Stated exercise
Write down each entry again, exactly as it reads.

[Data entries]
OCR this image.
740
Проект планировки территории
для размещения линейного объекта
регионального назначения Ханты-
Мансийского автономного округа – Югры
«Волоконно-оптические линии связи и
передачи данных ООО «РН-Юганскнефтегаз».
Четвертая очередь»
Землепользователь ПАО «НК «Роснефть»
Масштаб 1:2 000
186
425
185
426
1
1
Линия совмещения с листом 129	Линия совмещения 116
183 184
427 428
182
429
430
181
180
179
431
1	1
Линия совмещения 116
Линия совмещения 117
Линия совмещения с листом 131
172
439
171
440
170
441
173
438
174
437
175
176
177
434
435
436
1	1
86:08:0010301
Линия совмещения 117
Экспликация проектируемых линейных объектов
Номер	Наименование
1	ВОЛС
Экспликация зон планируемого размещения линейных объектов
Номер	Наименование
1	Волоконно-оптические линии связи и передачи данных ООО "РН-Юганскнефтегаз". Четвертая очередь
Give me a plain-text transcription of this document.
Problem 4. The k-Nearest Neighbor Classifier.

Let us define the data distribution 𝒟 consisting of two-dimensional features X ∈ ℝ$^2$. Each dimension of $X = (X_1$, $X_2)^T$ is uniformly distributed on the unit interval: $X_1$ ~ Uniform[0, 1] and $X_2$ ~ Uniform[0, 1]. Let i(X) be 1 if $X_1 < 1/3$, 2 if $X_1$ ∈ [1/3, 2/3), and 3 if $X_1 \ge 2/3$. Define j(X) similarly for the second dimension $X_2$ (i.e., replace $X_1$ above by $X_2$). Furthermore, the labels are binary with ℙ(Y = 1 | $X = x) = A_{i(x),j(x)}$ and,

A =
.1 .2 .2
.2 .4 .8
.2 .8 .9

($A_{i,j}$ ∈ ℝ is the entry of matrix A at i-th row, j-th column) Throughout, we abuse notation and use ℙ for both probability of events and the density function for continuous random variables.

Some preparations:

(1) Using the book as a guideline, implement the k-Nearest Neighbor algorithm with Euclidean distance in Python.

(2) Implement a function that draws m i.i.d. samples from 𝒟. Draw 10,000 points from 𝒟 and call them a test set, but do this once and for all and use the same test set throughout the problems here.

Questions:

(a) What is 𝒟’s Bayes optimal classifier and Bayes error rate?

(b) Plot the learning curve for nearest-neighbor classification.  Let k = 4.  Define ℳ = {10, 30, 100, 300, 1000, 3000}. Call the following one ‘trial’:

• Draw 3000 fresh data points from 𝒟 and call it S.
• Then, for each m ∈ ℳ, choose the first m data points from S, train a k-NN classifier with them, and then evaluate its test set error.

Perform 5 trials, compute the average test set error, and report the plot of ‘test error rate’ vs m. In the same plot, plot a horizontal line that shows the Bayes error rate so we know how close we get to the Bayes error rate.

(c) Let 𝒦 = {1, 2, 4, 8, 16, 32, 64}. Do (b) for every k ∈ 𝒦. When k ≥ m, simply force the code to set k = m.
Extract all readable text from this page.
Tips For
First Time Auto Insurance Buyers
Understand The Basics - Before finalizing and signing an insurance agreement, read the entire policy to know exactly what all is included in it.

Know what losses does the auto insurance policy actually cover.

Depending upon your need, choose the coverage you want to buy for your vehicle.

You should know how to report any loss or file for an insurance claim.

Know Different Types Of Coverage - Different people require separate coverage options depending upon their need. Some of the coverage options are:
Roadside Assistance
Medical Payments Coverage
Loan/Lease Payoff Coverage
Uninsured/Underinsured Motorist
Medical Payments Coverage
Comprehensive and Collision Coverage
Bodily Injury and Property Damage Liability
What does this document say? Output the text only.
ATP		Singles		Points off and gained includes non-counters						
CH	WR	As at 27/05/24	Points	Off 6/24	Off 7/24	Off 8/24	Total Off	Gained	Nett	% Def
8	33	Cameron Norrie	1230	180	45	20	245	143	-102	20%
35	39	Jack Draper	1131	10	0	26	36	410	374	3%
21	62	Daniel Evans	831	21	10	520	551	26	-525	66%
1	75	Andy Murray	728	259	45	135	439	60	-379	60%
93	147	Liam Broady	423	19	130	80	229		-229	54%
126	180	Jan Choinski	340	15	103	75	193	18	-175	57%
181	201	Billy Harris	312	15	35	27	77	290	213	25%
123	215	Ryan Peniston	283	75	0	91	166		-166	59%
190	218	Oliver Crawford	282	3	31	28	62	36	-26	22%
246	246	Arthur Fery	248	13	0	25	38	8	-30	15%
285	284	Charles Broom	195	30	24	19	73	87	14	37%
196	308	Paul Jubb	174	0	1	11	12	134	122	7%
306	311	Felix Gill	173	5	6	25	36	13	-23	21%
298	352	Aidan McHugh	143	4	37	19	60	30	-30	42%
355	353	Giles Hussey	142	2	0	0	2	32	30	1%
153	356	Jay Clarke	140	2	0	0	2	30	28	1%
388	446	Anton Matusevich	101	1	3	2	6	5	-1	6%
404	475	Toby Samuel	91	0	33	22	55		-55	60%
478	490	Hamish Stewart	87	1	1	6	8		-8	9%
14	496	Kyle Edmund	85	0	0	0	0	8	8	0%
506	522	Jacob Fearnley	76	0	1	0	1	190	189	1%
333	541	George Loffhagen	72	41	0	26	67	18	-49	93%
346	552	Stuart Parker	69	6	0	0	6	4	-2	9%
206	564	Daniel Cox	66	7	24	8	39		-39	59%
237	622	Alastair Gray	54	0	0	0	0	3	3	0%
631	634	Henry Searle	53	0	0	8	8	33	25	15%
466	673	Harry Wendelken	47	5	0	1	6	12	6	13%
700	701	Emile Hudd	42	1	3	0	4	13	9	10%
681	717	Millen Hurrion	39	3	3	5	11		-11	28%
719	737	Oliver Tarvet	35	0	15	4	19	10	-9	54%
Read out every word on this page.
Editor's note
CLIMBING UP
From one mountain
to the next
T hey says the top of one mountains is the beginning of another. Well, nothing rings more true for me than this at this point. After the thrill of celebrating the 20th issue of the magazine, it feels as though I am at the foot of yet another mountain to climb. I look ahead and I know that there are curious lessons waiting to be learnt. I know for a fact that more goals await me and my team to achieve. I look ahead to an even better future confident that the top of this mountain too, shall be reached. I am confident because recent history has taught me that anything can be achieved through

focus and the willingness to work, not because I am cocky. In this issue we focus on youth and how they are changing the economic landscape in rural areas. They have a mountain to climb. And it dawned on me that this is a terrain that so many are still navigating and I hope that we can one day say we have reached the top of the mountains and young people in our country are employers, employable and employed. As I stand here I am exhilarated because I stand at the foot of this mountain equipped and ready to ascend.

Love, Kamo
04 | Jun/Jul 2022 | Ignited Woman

Final result
OCR this image.
740
Проект планировки территории
для размещения линейного объекта
регионального назначения Ханты-
Мансийского автономного округа – Югры
«Волоконно-оптические линии связи и
передачи данных ООО «РН-Юганскнефтегаз».
Четвертая очередь»
Землепользователь ПАО «НК «Роснефть»
Масштаб 1:2 000
186
425
185
426
1
1
Линия совмещения с листом 129	Линия совмещения 116
183 184
427 428
182
429
430
181
180
179
431
1	1
Линия совмещения 116
Линия совмещения 117
Линия совмещения с листом 131
172
439
171
440
170
441
173
438
174
437
175
176
177
434
435
436
1	1
86:08:0010301
Линия совмещения 117
Экспликация проектируемых линейных объектов
Номер	Наименование
1	ВОЛС
Экспликация зон планируемого размещения линейных объектов
Номер	Наименование
1	Волоконно-оптические линии связи и передачи данных ООО "РН-Юганскнефтегаз". Четвертая очередь
Give me a plain-text transcription of this document.
Problem 4. The k-Nearest Neighbor Classifier.

Let us define the data distribution 𝒟 consisting of two-dimensional features X ∈ ℝ$^2$. Each dimension of $X = (X_1$, $X_2)^T$ is uniformly distributed on the unit interval: $X_1$ ~ Uniform[0, 1] and $X_2$ ~ Uniform[0, 1]. Let i(X) be 1 if $X_1 < 1/3$, 2 if $X_1$ ∈ [1/3, 2/3), and 3 if $X_1 \ge 2/3$. Define j(X) similarly for the second dimension $X_2$ (i.e., replace $X_1$ above by $X_2$). Furthermore, the labels are binary with ℙ(Y = 1 | $X = x) = A_{i(x),j(x)}$ and,

A =
.1 .2 .2
.2 .4 .8
.2 .8 .9

($A_{i,j}$ ∈ ℝ is the entry of matrix A at i-th row, j-th column) Throughout, we abuse notation and use ℙ for both probability of events and the density function for continuous random variables.

Some preparations:

(1) Using the book as a guideline, implement the k-Nearest Neighbor algorithm with Euclidean distance in Python.

(2) Implement a function that draws m i.i.d. samples from 𝒟. Draw 10,000 points from 𝒟 and call them a test set, but do this once and for all and use the same test set throughout the problems here.

Questions:

(a) What is 𝒟’s Bayes optimal classifier and Bayes error rate?

(b) Plot the learning curve for nearest-neighbor classification.  Let k = 4.  Define ℳ = {10, 30, 100, 300, 1000, 3000}. Call the following one ‘trial’:

• Draw 3000 fresh data points from 𝒟 and call it S.
• Then, for each m ∈ ℳ, choose the first m data points from S, train a k-NN classifier with them, and then evaluate its test set error.

Perform 5 trials, compute the average test set error, and report the plot of ‘test error rate’ vs m. In the same plot, plot a horizontal line that shows the Bayes error rate so we know how close we get to the Bayes error rate.

(c) Let 𝒦 = {1, 2, 4, 8, 16, 32, 64}. Do (b) for every k ∈ 𝒦. When k ≥ m, simply force the code to set k = m.
Extract all readable text from this page.
Tips For
First Time Auto Insurance Buyers
Understand The Basics - Before finalizing and signing an insurance agreement, read the entire policy to know exactly what all is included in it.

Know what losses does the auto insurance policy actually cover.

Depending upon your need, choose the coverage you want to buy for your vehicle.

You should know how to report any loss or file for an insurance claim.

Know Different Types Of Coverage - Different people require separate coverage options depending upon their need. Some of the coverage options are:
Roadside Assistance
Medical Payments Coverage
Loan/Lease Payoff Coverage
Uninsured/Underinsured Motorist
Medical Payments Coverage
Comprehensive and Collision Coverage
Bodily Injury and Property Damage Liability
What does this document say? Output the text only.
ATP		Singles		Points off and gained includes non-counters						
CH	WR	As at 27/05/24	Points	Off 6/24	Off 7/24	Off 8/24	Total Off	Gained	Nett	% Def
8	33	Cameron Norrie	1230	180	45	20	245	143	-102	20%
35	39	Jack Draper	1131	10	0	26	36	410	374	3%
21	62	Daniel Evans	831	21	10	520	551	26	-525	66%
1	75	Andy Murray	728	259	45	135	439	60	-379	60%
93	147	Liam Broady	423	19	130	80	229		-229	54%
126	180	Jan Choinski	340	15	103	75	193	18	-175	57%
181	201	Billy Harris	312	15	35	27	77	290	213	25%
123	215	Ryan Peniston	283	75	0	91	166		-166	59%
190	218	Oliver Crawford	282	3	31	28	62	36	-26	22%
246	246	Arthur Fery	248	13	0	25	38	8	-30	15%
285	284	Charles Broom	195	30	24	19	73	87	14	37%
196	308	Paul Jubb	174	0	1	11	12	134	122	7%
306	311	Felix Gill	173	5	6	25	36	13	-23	21%
298	352	Aidan McHugh	143	4	37	19	60	30	-30	42%
355	353	Giles Hussey	142	2	0	0	2	32	30	1%
153	356	Jay Clarke	140	2	0	0	2	30	28	1%
388	446	Anton Matusevich	101	1	3	2	6	5	-1	6%
404	475	Toby Samuel	91	0	33	22	55		-55	60%
478	490	Hamish Stewart	87	1	1	6	8		-8	9%
14	496	Kyle Edmund	85	0	0	0	0	8	8	0%
506	522	Jacob Fearnley	76	0	1	0	1	190	189	1%
333	541	George Loffhagen	72	41	0	26	67	18	-49	93%
346	552	Stuart Parker	69	6	0	0	6	4	-2	9%
206	564	Daniel Cox	66	7	24	8	39		-39	59%
237	622	Alastair Gray	54	0	0	0	0	3	3	0%
631	634	Henry Searle	53	0	0	8	8	33	25	15%
466	673	Harry Wendelken	47	5	0	1	6	12	6	13%
700	701	Emile Hudd	42	1	3	0	4	13	9	10%
681	717	Millen Hurrion	39	3	3	5	11		-11	28%
719	737	Oliver Tarvet	35	0	15	4	19	10	-9	54%
Read out every word on this page.
Editor's note
CLIMBING UP
From one mountain
to the next
T hey says the top of one mountains is the beginning of another. Well, nothing rings more true for me than this at this point. After the thrill of celebrating the 20th issue of the magazine, it feels as though I am at the foot of yet another mountain to climb. I look ahead and I know that there are curious lessons waiting to be learnt. I know for a fact that more goals await me and my team to achieve. I look ahead to an even better future confident that the top of this mountain too, shall be reached. I am confident because recent history has taught me that anything can be achieved through

focus and the willingness to work, not because I am cocky. In this issue we focus on youth and how they are changing the economic landscape in rural areas. They have a mountain to climb. And it dawned on me that this is a terrain that so many are still navigating and I hope that we can one day say we have reached the top of the mountains and young people in our country are employers, employable and employed. As I stand here I am exhilarated because I stand at the foot of this mountain equipped and ready to ascend.

Love, Kamo
04 | Jun/Jul 2022 | Ignited Woman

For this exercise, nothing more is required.